**TASK OBJECTIVE**
Pictures do not belong in the copy. Return all of the entries exactly.

─── MATERIALS PROVIDED ───

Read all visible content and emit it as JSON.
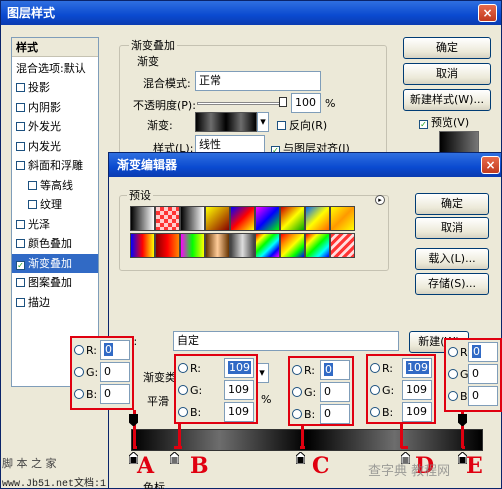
{
  "dialog": {
    "title": "图层样式",
    "close": "×",
    "styles_header": "样式",
    "blend_default": "混合选项:默认",
    "items": [
      {
        "label": "投影",
        "checked": false,
        "selected": false
      },
      {
        "label": "内阴影",
        "checked": false,
        "selected": false
      },
      {
        "label": "外发光",
        "checked": false,
        "selected": false
      },
      {
        "label": "内发光",
        "checked": false,
        "selected": false
      },
      {
        "label": "斜面和浮雕",
        "checked": false,
        "selected": false
      },
      {
        "label": "等高线",
        "checked": false,
        "selected": false
      },
      {
        "label": "纹理",
        "checked": false,
        "selected": false
      },
      {
        "label": "光泽",
        "checked": false,
        "selected": false
      },
      {
        "label": "颜色叠加",
        "checked": false,
        "selected": false
      },
      {
        "label": "渐变叠加",
        "checked": true,
        "selected": true
      },
      {
        "label": "图案叠加",
        "checked": false,
        "selected": false
      },
      {
        "label": "描边",
        "checked": false,
        "selected": false
      }
    ],
    "section_title": "渐变叠加",
    "subsection": "渐变",
    "blend_mode_label": "混合模式:",
    "blend_mode_value": "正常",
    "opacity_label": "不透明度(P):",
    "opacity_value": "100",
    "opacity_unit": "%",
    "gradient_label": "渐变:",
    "reverse_label": "反向(R)",
    "style_label": "样式(L):",
    "style_value": "线性",
    "align_label": "与图层对齐(I)",
    "ok": "确定",
    "cancel": "取消",
    "new_style": "新建样式(W)...",
    "preview": "预览(V)"
  },
  "editor": {
    "title": "渐变编辑器",
    "presets_label": "预设",
    "ok": "确定",
    "cancel": "取消",
    "load": "载入(L)...",
    "save": "存储(S)...",
    "name_label": "N):",
    "name_value": "自定",
    "new_button": "新建(W)",
    "type_label": "渐变类",
    "smooth_label": "平滑",
    "percent": "%",
    "color_label": "色标"
  },
  "annotations": {
    "boxes": [
      {
        "letter": "A",
        "r": "0",
        "g": "0",
        "b": "0"
      },
      {
        "letter": "B",
        "r": "109",
        "g": "109",
        "b": "109"
      },
      {
        "letter": "C",
        "r": "0",
        "g": "0",
        "b": "0"
      },
      {
        "letter": "D",
        "r": "109",
        "g": "109",
        "b": "109"
      },
      {
        "letter": "E",
        "r": "0",
        "g": "0",
        "b": "0"
      }
    ],
    "r_label": "R:",
    "g_label": "G:",
    "b_label": "B:"
  },
  "watermarks": {
    "left_title": "脚 本 之 家",
    "left_url": "www.Jb51.net",
    "left_tail": "文档:1",
    "right": "查字典 教程网"
  },
  "colors": {
    "red": "#e00010",
    "xp_blue": "#0a4ad0"
  }
}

───

**RESPONSE TO THIS EXERCISE**
Read all visible content and emit it as JSON.
{
  "dialog": {
    "title": "图层样式",
    "close": "×",
    "styles_header": "样式",
    "blend_default": "混合选项:默认",
    "items": [
      {
        "label": "投影",
        "checked": false,
        "selected": false
      },
      {
        "label": "内阴影",
        "checked": false,
        "selected": false
      },
      {
        "label": "外发光",
        "checked": false,
        "selected": false
      },
      {
        "label": "内发光",
        "checked": false,
        "selected": false
      },
      {
        "label": "斜面和浮雕",
        "checked": false,
        "selected": false
      },
      {
        "label": "等高线",
        "checked": false,
        "selected": false
      },
      {
        "label": "纹理",
        "checked": false,
        "selected": false
      },
      {
        "label": "光泽",
        "checked": false,
        "selected": false
      },
      {
        "label": "颜色叠加",
        "checked": false,
        "selected": false
      },
      {
        "label": "渐变叠加",
        "checked": true,
        "selected": true
      },
      {
        "label": "图案叠加",
        "checked": false,
        "selected": false
      },
      {
        "label": "描边",
        "checked": false,
        "selected": false
      }
    ],
    "section_title": "渐变叠加",
    "subsection": "渐变",
    "blend_mode_label": "混合模式:",
    "blend_mode_value": "正常",
    "opacity_label": "不透明度(P):",
    "opacity_value": "100",
    "opacity_unit": "%",
    "gradient_label": "渐变:",
    "reverse_label": "反向(R)",
    "style_label": "样式(L):",
    "style_value": "线性",
    "align_label": "与图层对齐(I)",
    "ok": "确定",
    "cancel": "取消",
    "new_style": "新建样式(W)...",
    "preview": "预览(V)"
  },
  "editor": {
    "title": "渐变编辑器",
    "presets_label": "预设",
    "ok": "确定",
    "cancel": "取消",
    "load": "载入(L)...",
    "save": "存储(S)...",
    "name_label": "N):",
    "name_value": "自定",
    "new_button": "新建(W)",
    "type_label": "渐变类",
    "smooth_label": "平滑",
    "percent": "%",
    "color_label": "色标"
  },
  "annotations": {
    "boxes": [
      {
        "letter": "A",
        "r": "0",
        "g": "0",
        "b": "0"
      },
      {
        "letter": "B",
        "r": "109",
        "g": "109",
        "b": "109"
      },
      {
        "letter": "C",
        "r": "0",
        "g": "0",
        "b": "0"
      },
      {
        "letter": "D",
        "r": "109",
        "g": "109",
        "b": "109"
      },
      {
        "letter": "E",
        "r": "0",
        "g": "0",
        "b": "0"
      }
    ],
    "r_label": "R:",
    "g_label": "G:",
    "b_label": "B:"
  },
  "watermarks": {
    "left_title": "脚 本 之 家",
    "left_url": "www.Jb51.net",
    "left_tail": "文档:1",
    "right": "查字典 教程网"
  },
  "colors": {
    "red": "#e00010",
    "xp_blue": "#0a4ad0"
  }
}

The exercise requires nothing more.